Goal:
Search the data below for "rooms"; list each line that holds it.

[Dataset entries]
· · · ·
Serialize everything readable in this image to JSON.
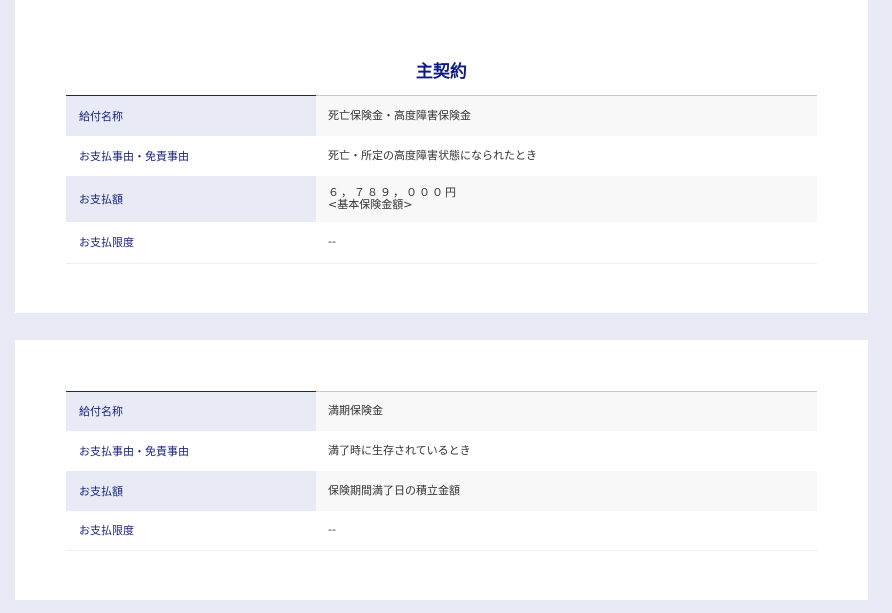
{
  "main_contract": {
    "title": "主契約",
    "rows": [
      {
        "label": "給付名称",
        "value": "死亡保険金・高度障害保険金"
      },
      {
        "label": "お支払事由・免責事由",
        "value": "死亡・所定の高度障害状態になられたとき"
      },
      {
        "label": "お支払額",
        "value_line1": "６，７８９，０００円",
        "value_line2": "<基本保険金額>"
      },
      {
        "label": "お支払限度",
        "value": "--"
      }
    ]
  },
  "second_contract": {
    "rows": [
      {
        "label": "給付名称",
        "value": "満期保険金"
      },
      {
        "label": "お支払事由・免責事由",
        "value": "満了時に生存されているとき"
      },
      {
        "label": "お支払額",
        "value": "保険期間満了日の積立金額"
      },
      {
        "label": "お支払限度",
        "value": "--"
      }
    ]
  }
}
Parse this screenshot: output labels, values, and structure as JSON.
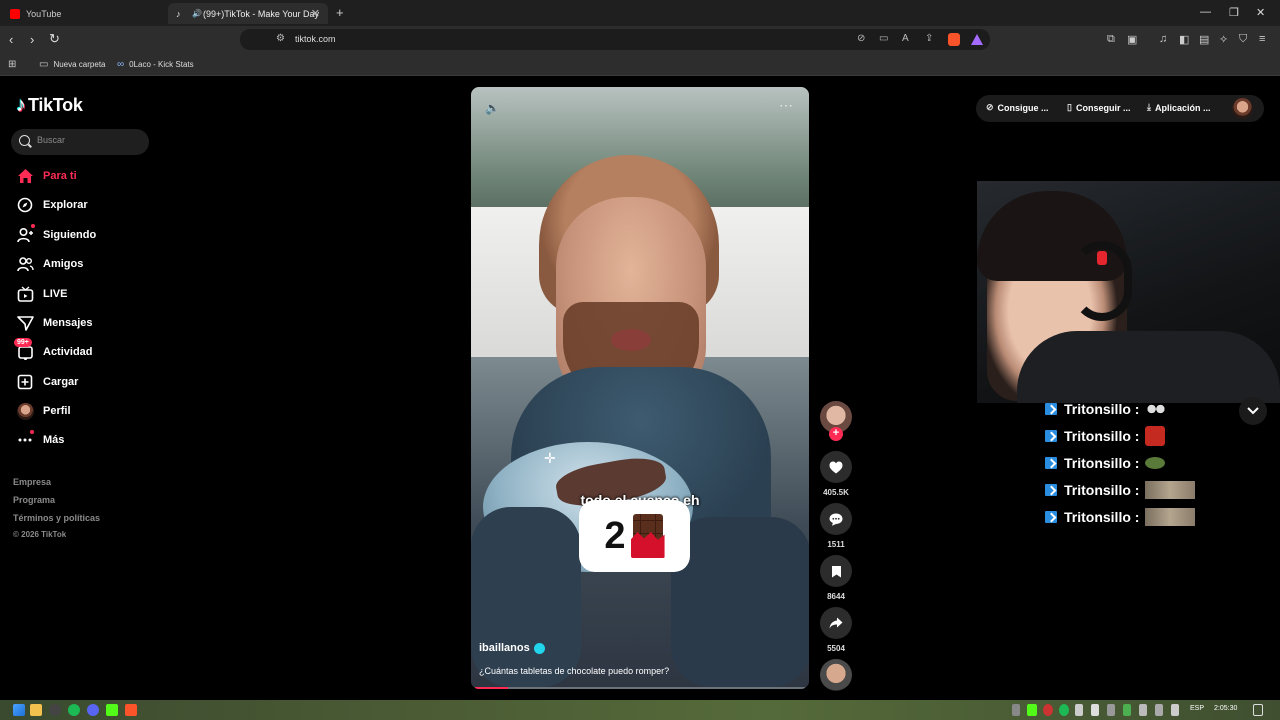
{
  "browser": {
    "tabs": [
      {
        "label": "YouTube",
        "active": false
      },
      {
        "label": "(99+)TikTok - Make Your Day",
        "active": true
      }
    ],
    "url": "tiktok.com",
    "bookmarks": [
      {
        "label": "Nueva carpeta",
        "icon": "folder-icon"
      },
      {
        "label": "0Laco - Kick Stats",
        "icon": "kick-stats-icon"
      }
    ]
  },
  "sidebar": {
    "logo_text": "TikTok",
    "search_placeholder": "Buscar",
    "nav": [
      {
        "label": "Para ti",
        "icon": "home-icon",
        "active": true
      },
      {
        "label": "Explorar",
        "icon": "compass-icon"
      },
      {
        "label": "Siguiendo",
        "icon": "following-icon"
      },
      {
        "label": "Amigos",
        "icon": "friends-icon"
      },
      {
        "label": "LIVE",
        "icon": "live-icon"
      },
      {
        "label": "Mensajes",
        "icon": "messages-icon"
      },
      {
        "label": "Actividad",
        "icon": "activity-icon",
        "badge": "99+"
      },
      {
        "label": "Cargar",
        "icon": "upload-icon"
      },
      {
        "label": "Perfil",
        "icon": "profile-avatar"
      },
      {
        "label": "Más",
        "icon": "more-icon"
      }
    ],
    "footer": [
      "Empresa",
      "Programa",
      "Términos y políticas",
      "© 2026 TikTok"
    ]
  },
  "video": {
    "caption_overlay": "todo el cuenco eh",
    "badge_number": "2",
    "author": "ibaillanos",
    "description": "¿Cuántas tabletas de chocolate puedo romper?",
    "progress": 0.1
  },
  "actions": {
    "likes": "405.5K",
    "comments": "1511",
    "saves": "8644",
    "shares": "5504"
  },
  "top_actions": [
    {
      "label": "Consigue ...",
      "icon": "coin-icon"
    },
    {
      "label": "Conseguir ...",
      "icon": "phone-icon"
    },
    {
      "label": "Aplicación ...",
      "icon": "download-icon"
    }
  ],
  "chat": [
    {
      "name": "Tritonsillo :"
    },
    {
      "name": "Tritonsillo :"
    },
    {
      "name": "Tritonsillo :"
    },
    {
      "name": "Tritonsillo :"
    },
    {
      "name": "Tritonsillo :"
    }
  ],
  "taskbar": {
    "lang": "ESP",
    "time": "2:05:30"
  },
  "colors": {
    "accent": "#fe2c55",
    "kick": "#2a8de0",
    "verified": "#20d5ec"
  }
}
· · · ·
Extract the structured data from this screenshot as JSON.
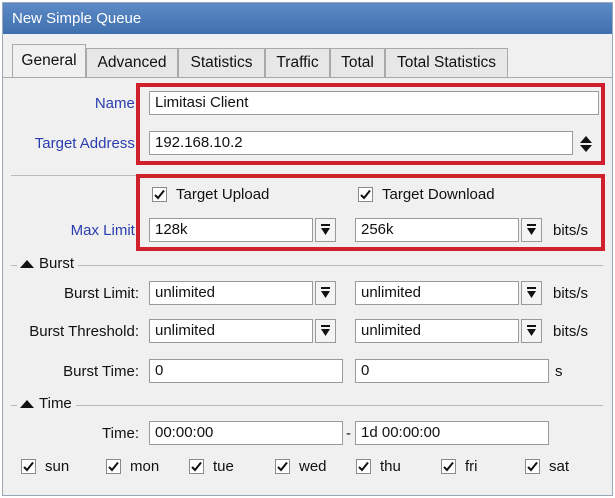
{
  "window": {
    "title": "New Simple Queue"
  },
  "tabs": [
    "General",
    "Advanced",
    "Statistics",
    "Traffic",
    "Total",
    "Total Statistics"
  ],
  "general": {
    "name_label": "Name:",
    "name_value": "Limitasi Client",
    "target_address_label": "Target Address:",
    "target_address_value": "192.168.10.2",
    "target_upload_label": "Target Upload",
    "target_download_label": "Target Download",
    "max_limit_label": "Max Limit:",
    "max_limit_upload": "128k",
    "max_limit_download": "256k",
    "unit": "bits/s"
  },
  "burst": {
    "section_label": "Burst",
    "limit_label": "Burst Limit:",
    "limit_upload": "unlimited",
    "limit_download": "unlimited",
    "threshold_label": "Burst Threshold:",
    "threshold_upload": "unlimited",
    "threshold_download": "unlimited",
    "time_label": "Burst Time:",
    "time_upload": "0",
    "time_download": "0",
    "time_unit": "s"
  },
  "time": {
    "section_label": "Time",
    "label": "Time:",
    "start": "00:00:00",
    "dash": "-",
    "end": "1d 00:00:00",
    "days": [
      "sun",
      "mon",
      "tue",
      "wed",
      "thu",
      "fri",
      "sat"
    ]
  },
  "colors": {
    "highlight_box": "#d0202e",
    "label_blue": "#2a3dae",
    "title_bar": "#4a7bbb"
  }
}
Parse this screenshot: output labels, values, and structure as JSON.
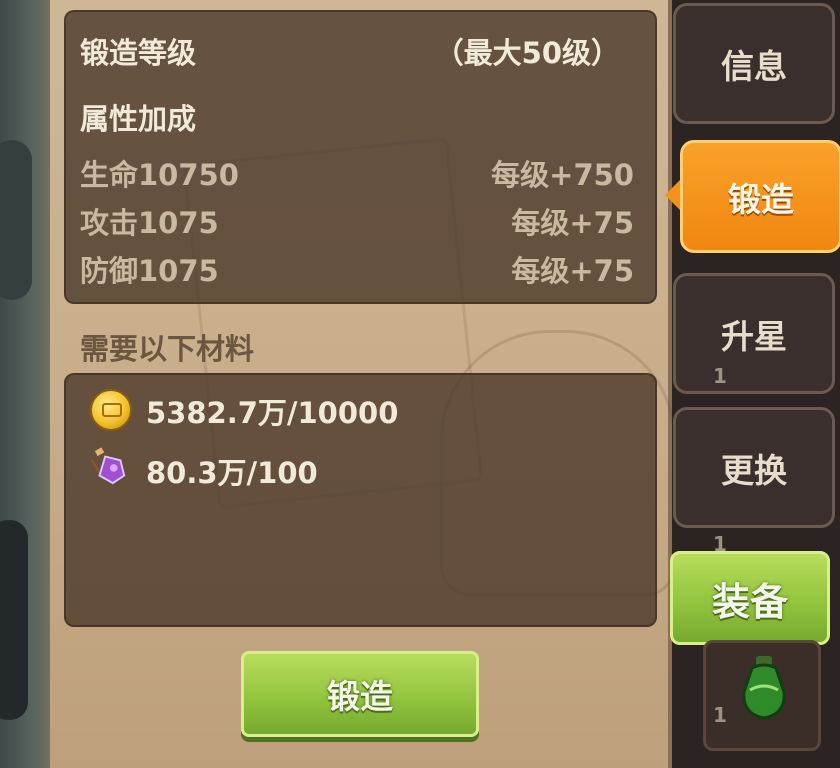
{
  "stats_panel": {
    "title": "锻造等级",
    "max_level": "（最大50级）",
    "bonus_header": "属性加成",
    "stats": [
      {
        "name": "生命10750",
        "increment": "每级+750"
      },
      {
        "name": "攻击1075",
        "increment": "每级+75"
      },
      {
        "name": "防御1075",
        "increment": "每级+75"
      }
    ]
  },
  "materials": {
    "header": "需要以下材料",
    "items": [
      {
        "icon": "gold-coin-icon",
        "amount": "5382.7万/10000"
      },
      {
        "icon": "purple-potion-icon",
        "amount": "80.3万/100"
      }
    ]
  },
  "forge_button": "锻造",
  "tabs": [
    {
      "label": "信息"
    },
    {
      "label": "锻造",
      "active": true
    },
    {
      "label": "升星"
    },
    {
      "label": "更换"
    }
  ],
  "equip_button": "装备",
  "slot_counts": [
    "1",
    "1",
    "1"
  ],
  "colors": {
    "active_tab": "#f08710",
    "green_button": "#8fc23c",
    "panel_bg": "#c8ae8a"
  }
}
· · · ·
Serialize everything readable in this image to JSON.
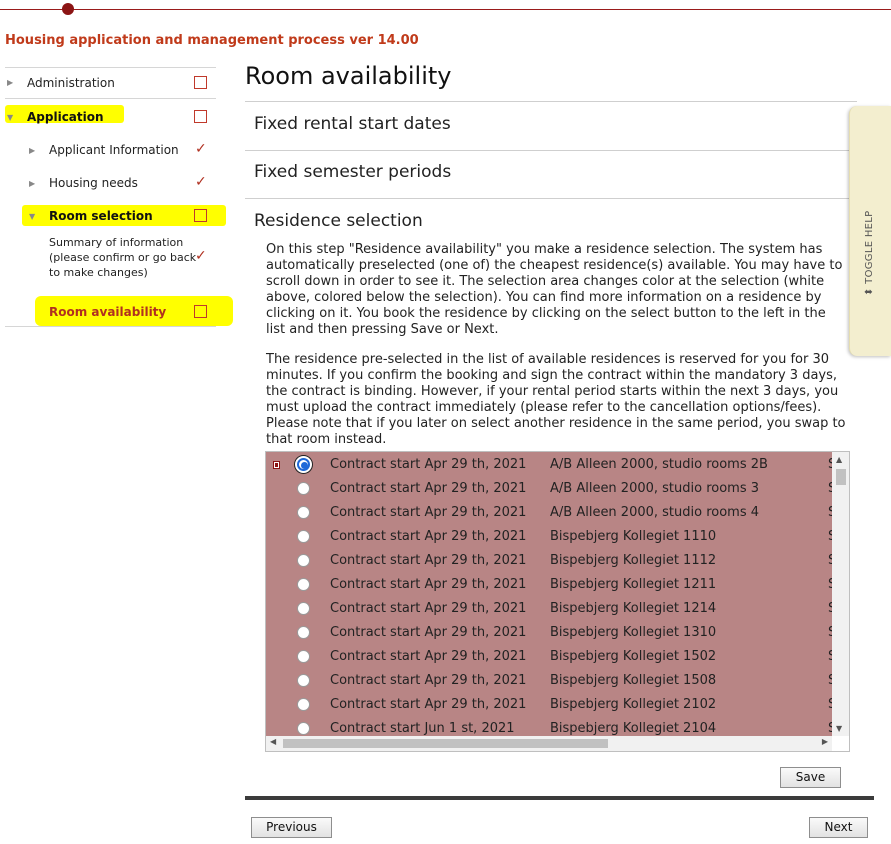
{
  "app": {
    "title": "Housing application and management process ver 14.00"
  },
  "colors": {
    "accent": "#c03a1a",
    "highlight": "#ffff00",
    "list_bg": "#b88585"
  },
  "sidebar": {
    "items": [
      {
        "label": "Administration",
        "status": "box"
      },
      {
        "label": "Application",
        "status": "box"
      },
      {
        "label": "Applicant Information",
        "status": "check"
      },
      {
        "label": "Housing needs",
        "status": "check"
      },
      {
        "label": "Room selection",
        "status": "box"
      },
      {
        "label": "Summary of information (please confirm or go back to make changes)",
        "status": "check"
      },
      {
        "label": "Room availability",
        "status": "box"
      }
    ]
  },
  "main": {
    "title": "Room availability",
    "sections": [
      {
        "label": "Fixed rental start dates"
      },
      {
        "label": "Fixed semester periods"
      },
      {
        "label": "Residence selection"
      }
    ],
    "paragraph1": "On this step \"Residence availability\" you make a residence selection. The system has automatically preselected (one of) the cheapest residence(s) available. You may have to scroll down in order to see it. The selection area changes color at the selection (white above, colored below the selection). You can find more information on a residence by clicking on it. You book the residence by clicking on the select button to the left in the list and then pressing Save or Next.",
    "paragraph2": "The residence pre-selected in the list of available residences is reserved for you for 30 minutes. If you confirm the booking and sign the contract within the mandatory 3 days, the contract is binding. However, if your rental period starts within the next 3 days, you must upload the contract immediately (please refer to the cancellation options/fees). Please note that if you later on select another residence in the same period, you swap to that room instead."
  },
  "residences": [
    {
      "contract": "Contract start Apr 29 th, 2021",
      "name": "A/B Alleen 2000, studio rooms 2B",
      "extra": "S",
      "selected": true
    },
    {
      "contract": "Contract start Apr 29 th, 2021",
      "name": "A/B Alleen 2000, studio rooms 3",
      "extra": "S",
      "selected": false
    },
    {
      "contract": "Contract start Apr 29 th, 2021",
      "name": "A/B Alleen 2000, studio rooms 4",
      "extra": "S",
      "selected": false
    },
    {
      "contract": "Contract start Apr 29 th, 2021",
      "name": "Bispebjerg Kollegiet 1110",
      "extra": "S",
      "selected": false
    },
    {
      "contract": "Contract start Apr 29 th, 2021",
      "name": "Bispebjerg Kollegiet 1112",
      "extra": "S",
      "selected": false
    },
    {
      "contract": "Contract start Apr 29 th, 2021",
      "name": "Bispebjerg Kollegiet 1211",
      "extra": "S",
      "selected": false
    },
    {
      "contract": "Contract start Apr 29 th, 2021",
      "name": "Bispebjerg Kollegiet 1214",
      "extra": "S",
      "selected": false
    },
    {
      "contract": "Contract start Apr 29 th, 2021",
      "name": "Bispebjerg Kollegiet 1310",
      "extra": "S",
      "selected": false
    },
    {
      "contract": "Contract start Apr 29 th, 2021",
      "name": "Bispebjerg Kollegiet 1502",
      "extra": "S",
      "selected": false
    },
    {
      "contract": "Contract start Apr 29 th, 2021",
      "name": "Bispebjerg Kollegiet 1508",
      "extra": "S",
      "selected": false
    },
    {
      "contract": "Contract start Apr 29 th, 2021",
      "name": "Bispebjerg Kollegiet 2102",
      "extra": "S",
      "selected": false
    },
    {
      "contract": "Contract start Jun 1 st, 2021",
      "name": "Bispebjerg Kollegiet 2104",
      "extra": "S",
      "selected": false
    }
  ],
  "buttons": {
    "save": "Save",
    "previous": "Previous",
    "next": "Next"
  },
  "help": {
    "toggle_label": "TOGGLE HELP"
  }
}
· · · ·
Completed exercise:
      "name": "A/B Alleen 2000, studio rooms 2B",
      "name": "A/B Alleen 2000, studio rooms 3",
      "name": "A/B Alleen 2000, studio rooms 4",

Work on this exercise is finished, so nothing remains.